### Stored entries
--- START ---

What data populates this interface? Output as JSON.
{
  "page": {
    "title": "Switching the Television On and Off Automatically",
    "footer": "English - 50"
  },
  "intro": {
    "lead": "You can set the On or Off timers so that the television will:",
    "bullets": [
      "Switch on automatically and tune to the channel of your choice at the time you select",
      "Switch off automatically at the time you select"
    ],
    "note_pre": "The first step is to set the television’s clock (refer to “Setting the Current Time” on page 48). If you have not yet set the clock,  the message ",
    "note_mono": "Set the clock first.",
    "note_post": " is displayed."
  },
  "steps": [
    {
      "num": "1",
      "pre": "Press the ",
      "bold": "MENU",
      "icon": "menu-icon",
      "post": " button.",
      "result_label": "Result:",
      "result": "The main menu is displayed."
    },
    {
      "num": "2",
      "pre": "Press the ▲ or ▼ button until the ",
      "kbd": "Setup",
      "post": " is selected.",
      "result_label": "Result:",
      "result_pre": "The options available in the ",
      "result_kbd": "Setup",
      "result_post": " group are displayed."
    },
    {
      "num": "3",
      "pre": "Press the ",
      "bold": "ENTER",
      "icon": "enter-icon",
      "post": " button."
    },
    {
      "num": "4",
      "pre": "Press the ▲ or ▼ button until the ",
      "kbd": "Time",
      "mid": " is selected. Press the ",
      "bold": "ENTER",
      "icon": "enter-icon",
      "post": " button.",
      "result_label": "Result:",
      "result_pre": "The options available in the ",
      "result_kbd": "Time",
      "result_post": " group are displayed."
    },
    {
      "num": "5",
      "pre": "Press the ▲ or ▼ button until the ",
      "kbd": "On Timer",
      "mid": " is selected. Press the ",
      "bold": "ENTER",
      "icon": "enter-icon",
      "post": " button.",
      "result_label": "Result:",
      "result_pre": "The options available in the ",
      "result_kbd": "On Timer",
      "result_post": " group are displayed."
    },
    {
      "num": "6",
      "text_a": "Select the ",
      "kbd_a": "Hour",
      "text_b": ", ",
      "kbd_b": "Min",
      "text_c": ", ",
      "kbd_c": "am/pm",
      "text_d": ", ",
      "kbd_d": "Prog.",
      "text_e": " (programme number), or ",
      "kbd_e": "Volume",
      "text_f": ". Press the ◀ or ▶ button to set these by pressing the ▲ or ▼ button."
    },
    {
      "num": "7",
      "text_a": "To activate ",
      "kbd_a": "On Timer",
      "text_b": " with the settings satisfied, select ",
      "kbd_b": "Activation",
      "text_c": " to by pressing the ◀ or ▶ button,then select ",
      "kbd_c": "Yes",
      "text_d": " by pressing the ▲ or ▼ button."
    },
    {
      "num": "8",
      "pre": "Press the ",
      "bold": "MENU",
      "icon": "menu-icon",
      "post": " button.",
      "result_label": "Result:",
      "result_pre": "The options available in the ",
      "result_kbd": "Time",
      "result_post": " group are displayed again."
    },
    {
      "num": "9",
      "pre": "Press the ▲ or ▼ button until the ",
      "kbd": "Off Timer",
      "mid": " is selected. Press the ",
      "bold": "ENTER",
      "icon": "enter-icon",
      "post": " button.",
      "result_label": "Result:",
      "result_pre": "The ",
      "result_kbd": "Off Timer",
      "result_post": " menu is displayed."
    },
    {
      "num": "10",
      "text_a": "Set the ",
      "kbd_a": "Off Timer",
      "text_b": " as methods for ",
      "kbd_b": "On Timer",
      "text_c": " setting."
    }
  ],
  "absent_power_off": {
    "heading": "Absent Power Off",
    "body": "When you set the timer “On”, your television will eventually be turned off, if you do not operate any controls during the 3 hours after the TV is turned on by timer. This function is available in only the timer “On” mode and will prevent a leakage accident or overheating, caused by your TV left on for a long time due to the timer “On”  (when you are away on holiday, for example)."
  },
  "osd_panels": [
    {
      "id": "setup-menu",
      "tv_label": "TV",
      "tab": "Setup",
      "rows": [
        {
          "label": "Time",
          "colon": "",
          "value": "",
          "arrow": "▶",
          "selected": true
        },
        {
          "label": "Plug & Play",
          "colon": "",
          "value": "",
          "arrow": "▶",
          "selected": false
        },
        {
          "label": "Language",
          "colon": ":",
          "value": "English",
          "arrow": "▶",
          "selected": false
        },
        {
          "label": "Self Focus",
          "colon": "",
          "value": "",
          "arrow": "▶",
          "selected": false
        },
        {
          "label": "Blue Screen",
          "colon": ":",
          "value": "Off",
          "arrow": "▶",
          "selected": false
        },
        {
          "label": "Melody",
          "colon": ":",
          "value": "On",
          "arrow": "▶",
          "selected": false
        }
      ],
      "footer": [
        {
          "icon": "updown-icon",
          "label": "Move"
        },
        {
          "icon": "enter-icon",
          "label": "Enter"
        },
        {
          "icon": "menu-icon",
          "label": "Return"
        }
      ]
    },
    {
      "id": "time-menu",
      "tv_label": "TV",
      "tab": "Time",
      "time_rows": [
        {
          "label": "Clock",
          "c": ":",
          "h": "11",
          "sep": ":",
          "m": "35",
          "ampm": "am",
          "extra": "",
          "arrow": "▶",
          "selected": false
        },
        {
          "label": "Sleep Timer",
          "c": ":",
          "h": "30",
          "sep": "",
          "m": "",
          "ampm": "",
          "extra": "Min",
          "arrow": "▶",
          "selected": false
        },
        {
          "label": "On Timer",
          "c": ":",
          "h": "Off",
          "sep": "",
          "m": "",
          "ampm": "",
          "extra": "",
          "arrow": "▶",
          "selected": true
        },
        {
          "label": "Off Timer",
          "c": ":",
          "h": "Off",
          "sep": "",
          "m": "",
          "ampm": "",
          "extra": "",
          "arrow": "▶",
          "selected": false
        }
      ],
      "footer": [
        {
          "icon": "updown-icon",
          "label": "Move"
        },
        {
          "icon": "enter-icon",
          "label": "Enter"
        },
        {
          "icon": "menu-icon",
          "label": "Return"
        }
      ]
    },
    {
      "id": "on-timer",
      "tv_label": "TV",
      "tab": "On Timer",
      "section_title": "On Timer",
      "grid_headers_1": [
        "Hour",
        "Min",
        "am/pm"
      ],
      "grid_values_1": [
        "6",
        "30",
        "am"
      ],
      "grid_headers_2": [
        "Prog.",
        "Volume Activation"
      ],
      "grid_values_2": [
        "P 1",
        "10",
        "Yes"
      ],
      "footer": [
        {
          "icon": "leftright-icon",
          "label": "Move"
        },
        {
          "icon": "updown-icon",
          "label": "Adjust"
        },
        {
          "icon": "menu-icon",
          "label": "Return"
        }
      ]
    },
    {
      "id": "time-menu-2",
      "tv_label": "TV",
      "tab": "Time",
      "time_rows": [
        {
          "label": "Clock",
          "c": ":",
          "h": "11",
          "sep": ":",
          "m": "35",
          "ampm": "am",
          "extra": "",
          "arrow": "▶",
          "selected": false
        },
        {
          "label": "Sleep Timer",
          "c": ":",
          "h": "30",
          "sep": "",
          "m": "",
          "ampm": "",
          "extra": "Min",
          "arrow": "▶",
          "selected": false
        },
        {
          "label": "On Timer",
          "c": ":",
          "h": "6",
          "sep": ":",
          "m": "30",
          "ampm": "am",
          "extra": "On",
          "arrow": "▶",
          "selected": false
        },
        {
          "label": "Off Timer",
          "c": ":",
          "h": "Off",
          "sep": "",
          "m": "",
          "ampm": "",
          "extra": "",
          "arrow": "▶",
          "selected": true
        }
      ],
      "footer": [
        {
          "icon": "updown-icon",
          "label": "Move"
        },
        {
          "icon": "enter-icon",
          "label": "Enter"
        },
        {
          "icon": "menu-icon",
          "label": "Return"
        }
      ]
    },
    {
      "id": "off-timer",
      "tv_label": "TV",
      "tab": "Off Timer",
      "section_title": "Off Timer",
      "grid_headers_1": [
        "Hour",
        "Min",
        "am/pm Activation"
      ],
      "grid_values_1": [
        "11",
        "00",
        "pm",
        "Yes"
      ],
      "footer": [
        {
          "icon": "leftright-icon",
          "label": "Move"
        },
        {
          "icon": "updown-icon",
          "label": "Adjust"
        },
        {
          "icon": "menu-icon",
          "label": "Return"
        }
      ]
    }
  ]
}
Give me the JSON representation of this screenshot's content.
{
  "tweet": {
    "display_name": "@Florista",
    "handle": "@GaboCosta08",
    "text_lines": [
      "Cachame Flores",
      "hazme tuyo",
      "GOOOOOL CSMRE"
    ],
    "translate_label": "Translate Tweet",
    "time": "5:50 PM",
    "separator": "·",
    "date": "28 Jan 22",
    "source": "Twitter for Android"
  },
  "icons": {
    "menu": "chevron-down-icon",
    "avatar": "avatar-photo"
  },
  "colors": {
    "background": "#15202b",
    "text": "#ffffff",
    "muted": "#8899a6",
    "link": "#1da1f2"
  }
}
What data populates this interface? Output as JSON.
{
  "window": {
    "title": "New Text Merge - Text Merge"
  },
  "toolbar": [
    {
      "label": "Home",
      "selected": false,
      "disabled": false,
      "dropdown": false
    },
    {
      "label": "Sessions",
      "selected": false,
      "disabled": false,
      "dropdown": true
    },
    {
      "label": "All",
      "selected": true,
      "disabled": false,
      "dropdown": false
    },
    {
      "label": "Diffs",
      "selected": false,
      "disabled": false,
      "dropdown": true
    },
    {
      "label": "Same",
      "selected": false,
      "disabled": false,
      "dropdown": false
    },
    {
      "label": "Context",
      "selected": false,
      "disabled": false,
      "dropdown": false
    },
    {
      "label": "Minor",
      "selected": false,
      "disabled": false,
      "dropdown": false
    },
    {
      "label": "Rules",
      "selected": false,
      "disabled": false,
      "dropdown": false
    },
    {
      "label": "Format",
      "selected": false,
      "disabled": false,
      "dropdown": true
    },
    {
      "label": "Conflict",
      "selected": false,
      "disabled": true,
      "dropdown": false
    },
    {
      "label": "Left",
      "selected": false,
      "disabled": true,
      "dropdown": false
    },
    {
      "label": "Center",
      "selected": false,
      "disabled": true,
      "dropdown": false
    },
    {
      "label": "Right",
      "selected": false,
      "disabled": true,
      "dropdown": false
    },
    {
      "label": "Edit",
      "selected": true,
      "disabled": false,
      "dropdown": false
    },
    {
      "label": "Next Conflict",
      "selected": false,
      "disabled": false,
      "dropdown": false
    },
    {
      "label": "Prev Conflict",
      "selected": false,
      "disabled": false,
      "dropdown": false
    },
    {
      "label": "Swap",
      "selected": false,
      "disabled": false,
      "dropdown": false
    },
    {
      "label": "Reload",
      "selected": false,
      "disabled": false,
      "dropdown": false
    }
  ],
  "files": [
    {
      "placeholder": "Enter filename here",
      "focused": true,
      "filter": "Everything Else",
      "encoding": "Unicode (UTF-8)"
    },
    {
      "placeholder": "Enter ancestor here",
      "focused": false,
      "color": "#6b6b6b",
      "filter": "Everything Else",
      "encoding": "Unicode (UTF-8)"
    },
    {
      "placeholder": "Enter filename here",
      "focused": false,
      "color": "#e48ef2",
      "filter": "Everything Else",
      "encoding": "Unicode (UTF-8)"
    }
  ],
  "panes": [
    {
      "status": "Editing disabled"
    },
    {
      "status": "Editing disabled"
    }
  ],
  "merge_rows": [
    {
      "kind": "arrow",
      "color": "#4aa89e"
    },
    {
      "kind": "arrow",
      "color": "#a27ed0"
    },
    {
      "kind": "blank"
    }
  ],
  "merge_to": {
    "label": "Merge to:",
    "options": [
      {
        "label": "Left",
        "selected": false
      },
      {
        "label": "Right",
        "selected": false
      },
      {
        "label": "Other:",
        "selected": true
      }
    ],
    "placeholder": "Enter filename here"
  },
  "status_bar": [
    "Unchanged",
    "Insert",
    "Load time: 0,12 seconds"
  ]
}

--- END ---

### Stated problem
Each line containing the word "here" counts once; report the total alone.

### Full output
4